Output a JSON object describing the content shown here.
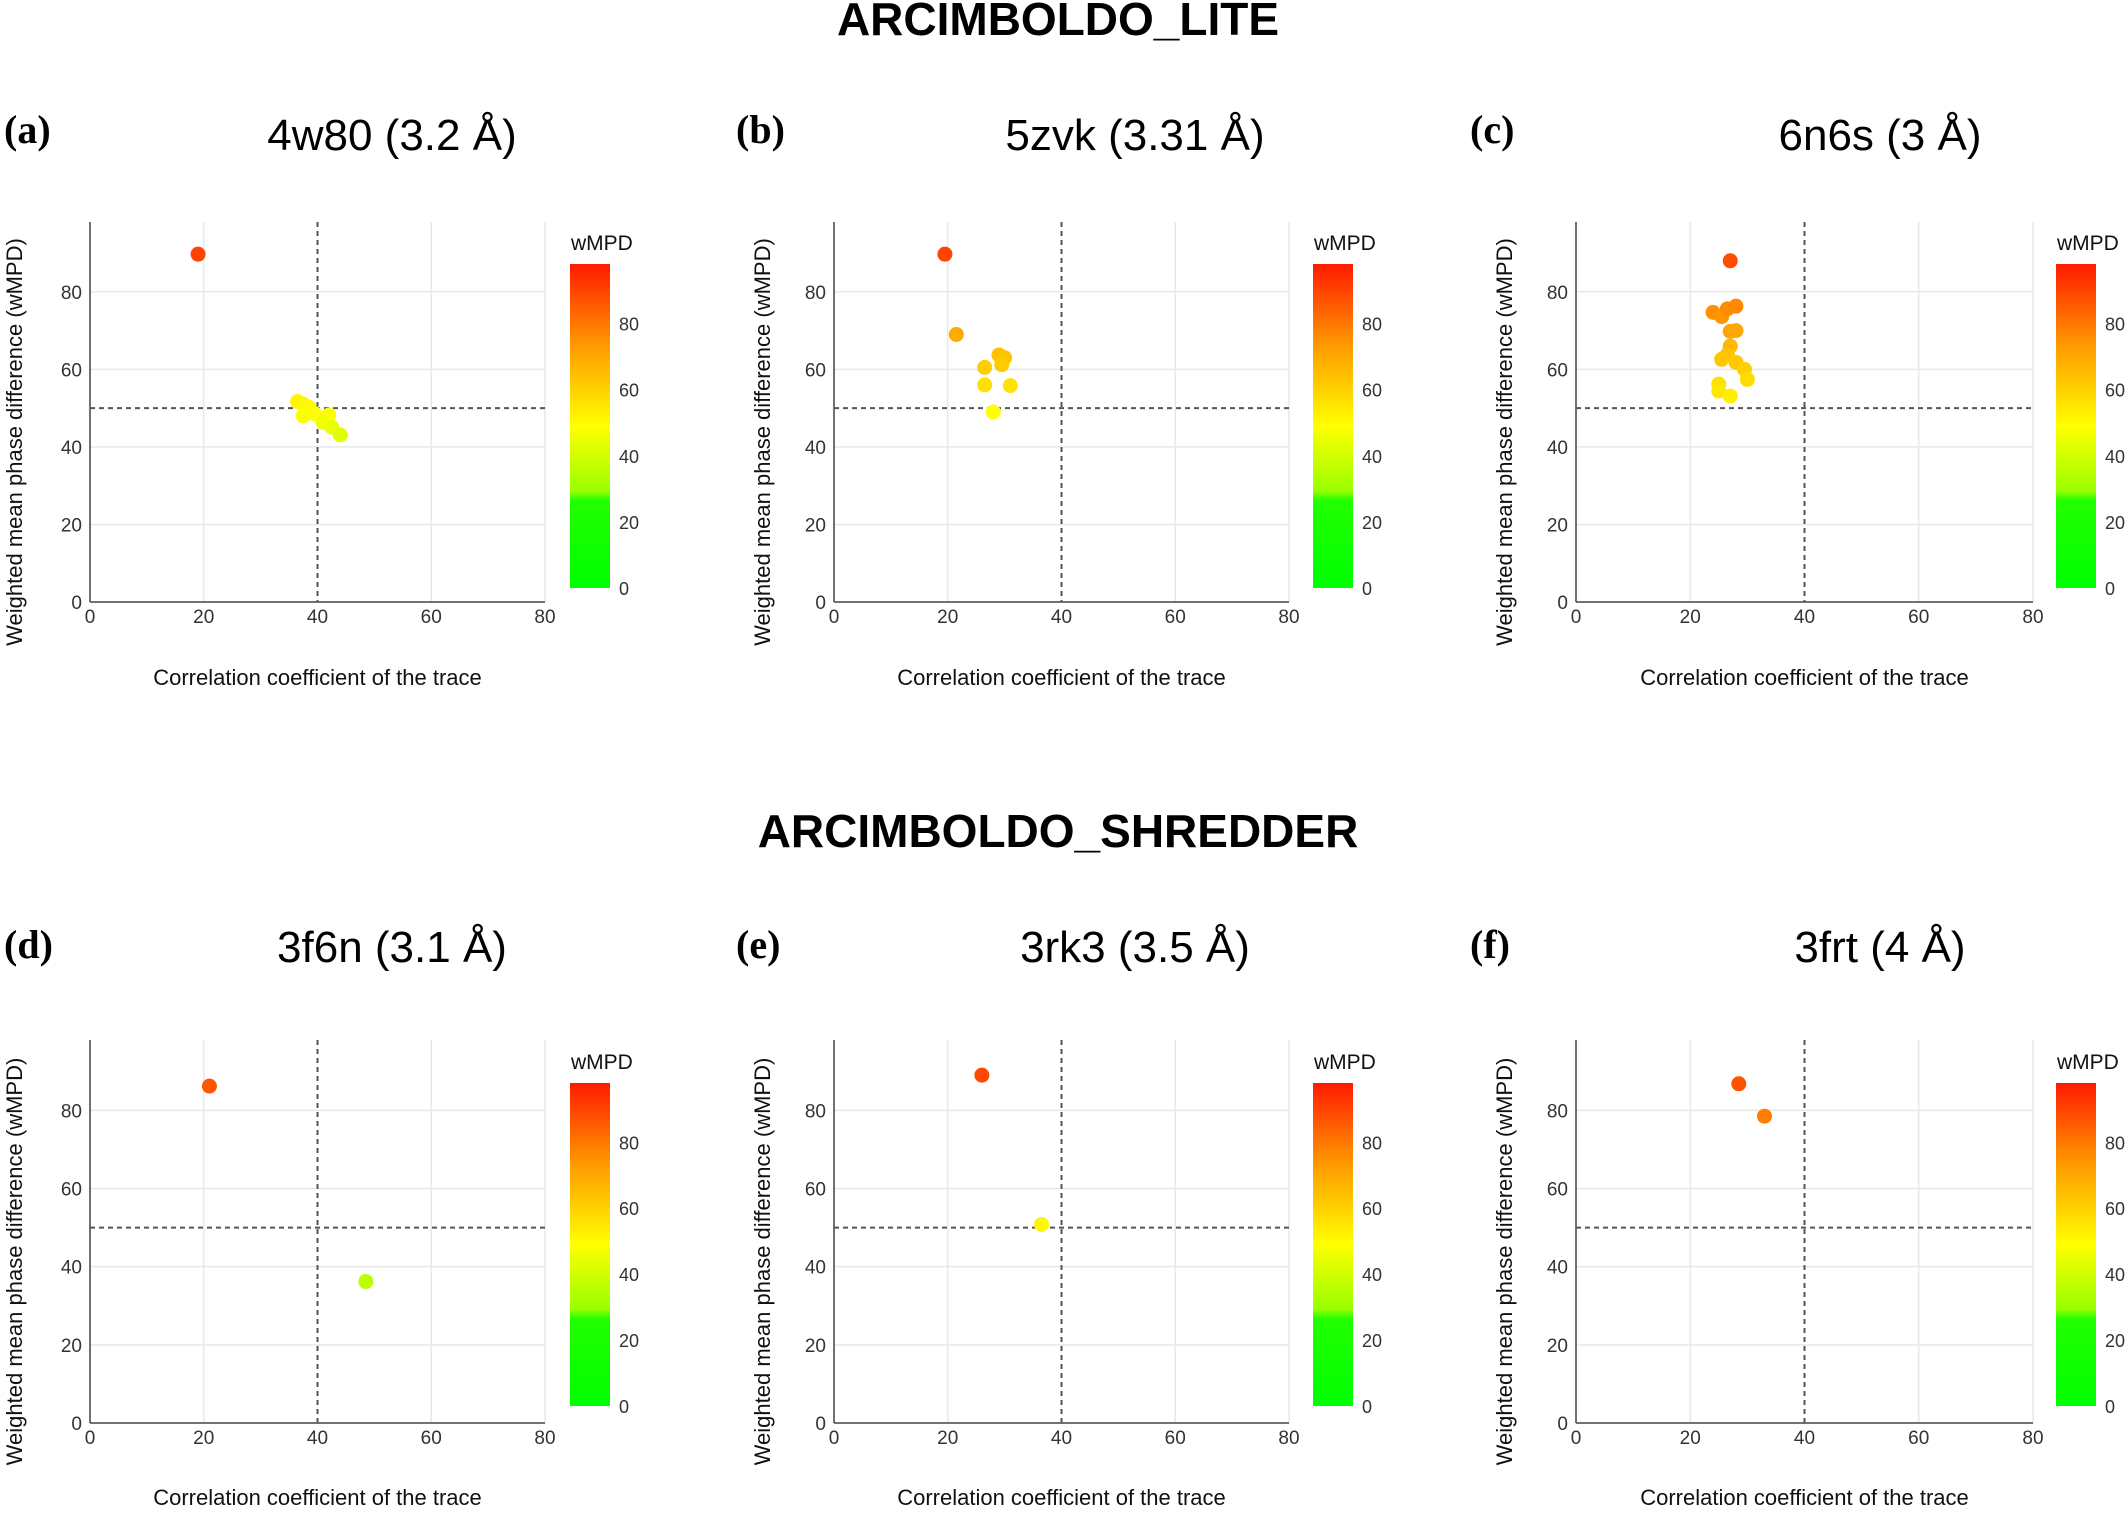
{
  "section_titles": [
    "ARCIMBOLDO_LITE",
    "ARCIMBOLDO_SHREDDER"
  ],
  "colorbar": {
    "title": "wMPD",
    "min": 0,
    "max": 98,
    "ticks": [
      0,
      20,
      40,
      60,
      80
    ]
  },
  "chart_data": [
    {
      "type": "scatter",
      "panel_letter": "(a)",
      "title": "4w80 (3.2 Å)",
      "xlabel": "Correlation coefficient of the trace",
      "ylabel": "Weighted mean phase difference (wMPD)",
      "xlim": [
        0,
        80
      ],
      "ylim": [
        0,
        98
      ],
      "xticks": [
        0,
        20,
        40,
        60,
        80
      ],
      "yticks": [
        0,
        20,
        40,
        60,
        80
      ],
      "reference_lines": {
        "x": 40,
        "y": 50
      },
      "grid": true,
      "points": [
        {
          "x": 19.0,
          "y": 89.7
        },
        {
          "x": 36.5,
          "y": 51.7
        },
        {
          "x": 37.5,
          "y": 51.0
        },
        {
          "x": 38.5,
          "y": 50.2
        },
        {
          "x": 37.5,
          "y": 48.0
        },
        {
          "x": 39.5,
          "y": 48.6
        },
        {
          "x": 42.0,
          "y": 48.2
        },
        {
          "x": 41.0,
          "y": 46.3
        },
        {
          "x": 42.5,
          "y": 45.1
        },
        {
          "x": 44.0,
          "y": 43.1
        }
      ]
    },
    {
      "type": "scatter",
      "panel_letter": "(b)",
      "title": "5zvk (3.31 Å)",
      "xlabel": "Correlation coefficient of the trace",
      "ylabel": "Weighted mean phase difference (wMPD)",
      "xlim": [
        0,
        80
      ],
      "ylim": [
        0,
        98
      ],
      "xticks": [
        0,
        20,
        40,
        60,
        80
      ],
      "yticks": [
        0,
        20,
        40,
        60,
        80
      ],
      "reference_lines": {
        "x": 40,
        "y": 50
      },
      "grid": true,
      "points": [
        {
          "x": 19.5,
          "y": 89.7
        },
        {
          "x": 21.5,
          "y": 69.0
        },
        {
          "x": 26.5,
          "y": 60.5
        },
        {
          "x": 29.0,
          "y": 63.7
        },
        {
          "x": 30.0,
          "y": 63.0
        },
        {
          "x": 29.5,
          "y": 61.2
        },
        {
          "x": 26.5,
          "y": 56.0
        },
        {
          "x": 31.0,
          "y": 55.8
        },
        {
          "x": 28.0,
          "y": 49.0
        }
      ]
    },
    {
      "type": "scatter",
      "panel_letter": "(c)",
      "title": "6n6s (3 Å)",
      "xlabel": "Correlation coefficient of the trace",
      "ylabel": "Weighted mean phase difference (wMPD)",
      "xlim": [
        0,
        80
      ],
      "ylim": [
        0,
        98
      ],
      "xticks": [
        0,
        20,
        40,
        60,
        80
      ],
      "yticks": [
        0,
        20,
        40,
        60,
        80
      ],
      "reference_lines": {
        "x": 40,
        "y": 50
      },
      "grid": true,
      "points": [
        {
          "x": 27.0,
          "y": 88.0
        },
        {
          "x": 24.0,
          "y": 74.7
        },
        {
          "x": 25.5,
          "y": 73.6
        },
        {
          "x": 26.5,
          "y": 75.6
        },
        {
          "x": 28.0,
          "y": 76.3
        },
        {
          "x": 27.0,
          "y": 69.8
        },
        {
          "x": 28.0,
          "y": 70.0
        },
        {
          "x": 27.0,
          "y": 66.0
        },
        {
          "x": 26.5,
          "y": 63.8
        },
        {
          "x": 25.5,
          "y": 62.6
        },
        {
          "x": 28.0,
          "y": 61.8
        },
        {
          "x": 29.5,
          "y": 60.0
        },
        {
          "x": 30.0,
          "y": 57.4
        },
        {
          "x": 25.0,
          "y": 56.2
        },
        {
          "x": 25.0,
          "y": 54.4
        },
        {
          "x": 27.0,
          "y": 53.1
        }
      ]
    },
    {
      "type": "scatter",
      "panel_letter": "(d)",
      "title": "3f6n (3.1 Å)",
      "xlabel": "Correlation coefficient of the trace",
      "ylabel": "Weighted mean phase difference (wMPD)",
      "xlim": [
        0,
        80
      ],
      "ylim": [
        0,
        98
      ],
      "xticks": [
        0,
        20,
        40,
        60,
        80
      ],
      "yticks": [
        0,
        20,
        40,
        60,
        80
      ],
      "reference_lines": {
        "x": 40,
        "y": 50
      },
      "grid": true,
      "points": [
        {
          "x": 21.0,
          "y": 86.2
        },
        {
          "x": 48.5,
          "y": 36.2
        }
      ]
    },
    {
      "type": "scatter",
      "panel_letter": "(e)",
      "title": "3rk3 (3.5 Å)",
      "xlabel": "Correlation coefficient of the trace",
      "ylabel": "Weighted mean phase difference (wMPD)",
      "xlim": [
        0,
        80
      ],
      "ylim": [
        0,
        98
      ],
      "xticks": [
        0,
        20,
        40,
        60,
        80
      ],
      "yticks": [
        0,
        20,
        40,
        60,
        80
      ],
      "reference_lines": {
        "x": 40,
        "y": 50
      },
      "grid": true,
      "points": [
        {
          "x": 26.0,
          "y": 89.0
        },
        {
          "x": 36.5,
          "y": 50.8
        }
      ]
    },
    {
      "type": "scatter",
      "panel_letter": "(f)",
      "title": "3frt (4 Å)",
      "xlabel": "Correlation coefficient of the trace",
      "ylabel": "Weighted mean phase difference (wMPD)",
      "xlim": [
        0,
        80
      ],
      "ylim": [
        0,
        98
      ],
      "xticks": [
        0,
        20,
        40,
        60,
        80
      ],
      "yticks": [
        0,
        20,
        40,
        60,
        80
      ],
      "reference_lines": {
        "x": 40,
        "y": 50
      },
      "grid": true,
      "points": [
        {
          "x": 28.5,
          "y": 86.8
        },
        {
          "x": 33.0,
          "y": 78.5
        }
      ]
    }
  ]
}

- - - - -

- _Short exercise_
Make an exact copy of the records shown above, without the pictures.

- _Complete output_
Output a JSON object describing the content shown here.
{
  "section_titles": [
    "ARCIMBOLDO_LITE",
    "ARCIMBOLDO_SHREDDER"
  ],
  "colorbar": {
    "title": "wMPD",
    "min": 0,
    "max": 98,
    "ticks": [
      0,
      20,
      40,
      60,
      80
    ]
  },
  "chart_data": [
    {
      "type": "scatter",
      "panel_letter": "(a)",
      "title": "4w80 (3.2 Å)",
      "xlabel": "Correlation coefficient of the trace",
      "ylabel": "Weighted mean phase difference (wMPD)",
      "xlim": [
        0,
        80
      ],
      "ylim": [
        0,
        98
      ],
      "xticks": [
        0,
        20,
        40,
        60,
        80
      ],
      "yticks": [
        0,
        20,
        40,
        60,
        80
      ],
      "reference_lines": {
        "x": 40,
        "y": 50
      },
      "grid": true,
      "points": [
        {
          "x": 19.0,
          "y": 89.7
        },
        {
          "x": 36.5,
          "y": 51.7
        },
        {
          "x": 37.5,
          "y": 51.0
        },
        {
          "x": 38.5,
          "y": 50.2
        },
        {
          "x": 37.5,
          "y": 48.0
        },
        {
          "x": 39.5,
          "y": 48.6
        },
        {
          "x": 42.0,
          "y": 48.2
        },
        {
          "x": 41.0,
          "y": 46.3
        },
        {
          "x": 42.5,
          "y": 45.1
        },
        {
          "x": 44.0,
          "y": 43.1
        }
      ]
    },
    {
      "type": "scatter",
      "panel_letter": "(b)",
      "title": "5zvk (3.31 Å)",
      "xlabel": "Correlation coefficient of the trace",
      "ylabel": "Weighted mean phase difference (wMPD)",
      "xlim": [
        0,
        80
      ],
      "ylim": [
        0,
        98
      ],
      "xticks": [
        0,
        20,
        40,
        60,
        80
      ],
      "yticks": [
        0,
        20,
        40,
        60,
        80
      ],
      "reference_lines": {
        "x": 40,
        "y": 50
      },
      "grid": true,
      "points": [
        {
          "x": 19.5,
          "y": 89.7
        },
        {
          "x": 21.5,
          "y": 69.0
        },
        {
          "x": 26.5,
          "y": 60.5
        },
        {
          "x": 29.0,
          "y": 63.7
        },
        {
          "x": 30.0,
          "y": 63.0
        },
        {
          "x": 29.5,
          "y": 61.2
        },
        {
          "x": 26.5,
          "y": 56.0
        },
        {
          "x": 31.0,
          "y": 55.8
        },
        {
          "x": 28.0,
          "y": 49.0
        }
      ]
    },
    {
      "type": "scatter",
      "panel_letter": "(c)",
      "title": "6n6s (3 Å)",
      "xlabel": "Correlation coefficient of the trace",
      "ylabel": "Weighted mean phase difference (wMPD)",
      "xlim": [
        0,
        80
      ],
      "ylim": [
        0,
        98
      ],
      "xticks": [
        0,
        20,
        40,
        60,
        80
      ],
      "yticks": [
        0,
        20,
        40,
        60,
        80
      ],
      "reference_lines": {
        "x": 40,
        "y": 50
      },
      "grid": true,
      "points": [
        {
          "x": 27.0,
          "y": 88.0
        },
        {
          "x": 24.0,
          "y": 74.7
        },
        {
          "x": 25.5,
          "y": 73.6
        },
        {
          "x": 26.5,
          "y": 75.6
        },
        {
          "x": 28.0,
          "y": 76.3
        },
        {
          "x": 27.0,
          "y": 69.8
        },
        {
          "x": 28.0,
          "y": 70.0
        },
        {
          "x": 27.0,
          "y": 66.0
        },
        {
          "x": 26.5,
          "y": 63.8
        },
        {
          "x": 25.5,
          "y": 62.6
        },
        {
          "x": 28.0,
          "y": 61.8
        },
        {
          "x": 29.5,
          "y": 60.0
        },
        {
          "x": 30.0,
          "y": 57.4
        },
        {
          "x": 25.0,
          "y": 56.2
        },
        {
          "x": 25.0,
          "y": 54.4
        },
        {
          "x": 27.0,
          "y": 53.1
        }
      ]
    },
    {
      "type": "scatter",
      "panel_letter": "(d)",
      "title": "3f6n (3.1 Å)",
      "xlabel": "Correlation coefficient of the trace",
      "ylabel": "Weighted mean phase difference (wMPD)",
      "xlim": [
        0,
        80
      ],
      "ylim": [
        0,
        98
      ],
      "xticks": [
        0,
        20,
        40,
        60,
        80
      ],
      "yticks": [
        0,
        20,
        40,
        60,
        80
      ],
      "reference_lines": {
        "x": 40,
        "y": 50
      },
      "grid": true,
      "points": [
        {
          "x": 21.0,
          "y": 86.2
        },
        {
          "x": 48.5,
          "y": 36.2
        }
      ]
    },
    {
      "type": "scatter",
      "panel_letter": "(e)",
      "title": "3rk3 (3.5 Å)",
      "xlabel": "Correlation coefficient of the trace",
      "ylabel": "Weighted mean phase difference (wMPD)",
      "xlim": [
        0,
        80
      ],
      "ylim": [
        0,
        98
      ],
      "xticks": [
        0,
        20,
        40,
        60,
        80
      ],
      "yticks": [
        0,
        20,
        40,
        60,
        80
      ],
      "reference_lines": {
        "x": 40,
        "y": 50
      },
      "grid": true,
      "points": [
        {
          "x": 26.0,
          "y": 89.0
        },
        {
          "x": 36.5,
          "y": 50.8
        }
      ]
    },
    {
      "type": "scatter",
      "panel_letter": "(f)",
      "title": "3frt (4 Å)",
      "xlabel": "Correlation coefficient of the trace",
      "ylabel": "Weighted mean phase difference (wMPD)",
      "xlim": [
        0,
        80
      ],
      "ylim": [
        0,
        98
      ],
      "xticks": [
        0,
        20,
        40,
        60,
        80
      ],
      "yticks": [
        0,
        20,
        40,
        60,
        80
      ],
      "reference_lines": {
        "x": 40,
        "y": 50
      },
      "grid": true,
      "points": [
        {
          "x": 28.5,
          "y": 86.8
        },
        {
          "x": 33.0,
          "y": 78.5
        }
      ]
    }
  ]
}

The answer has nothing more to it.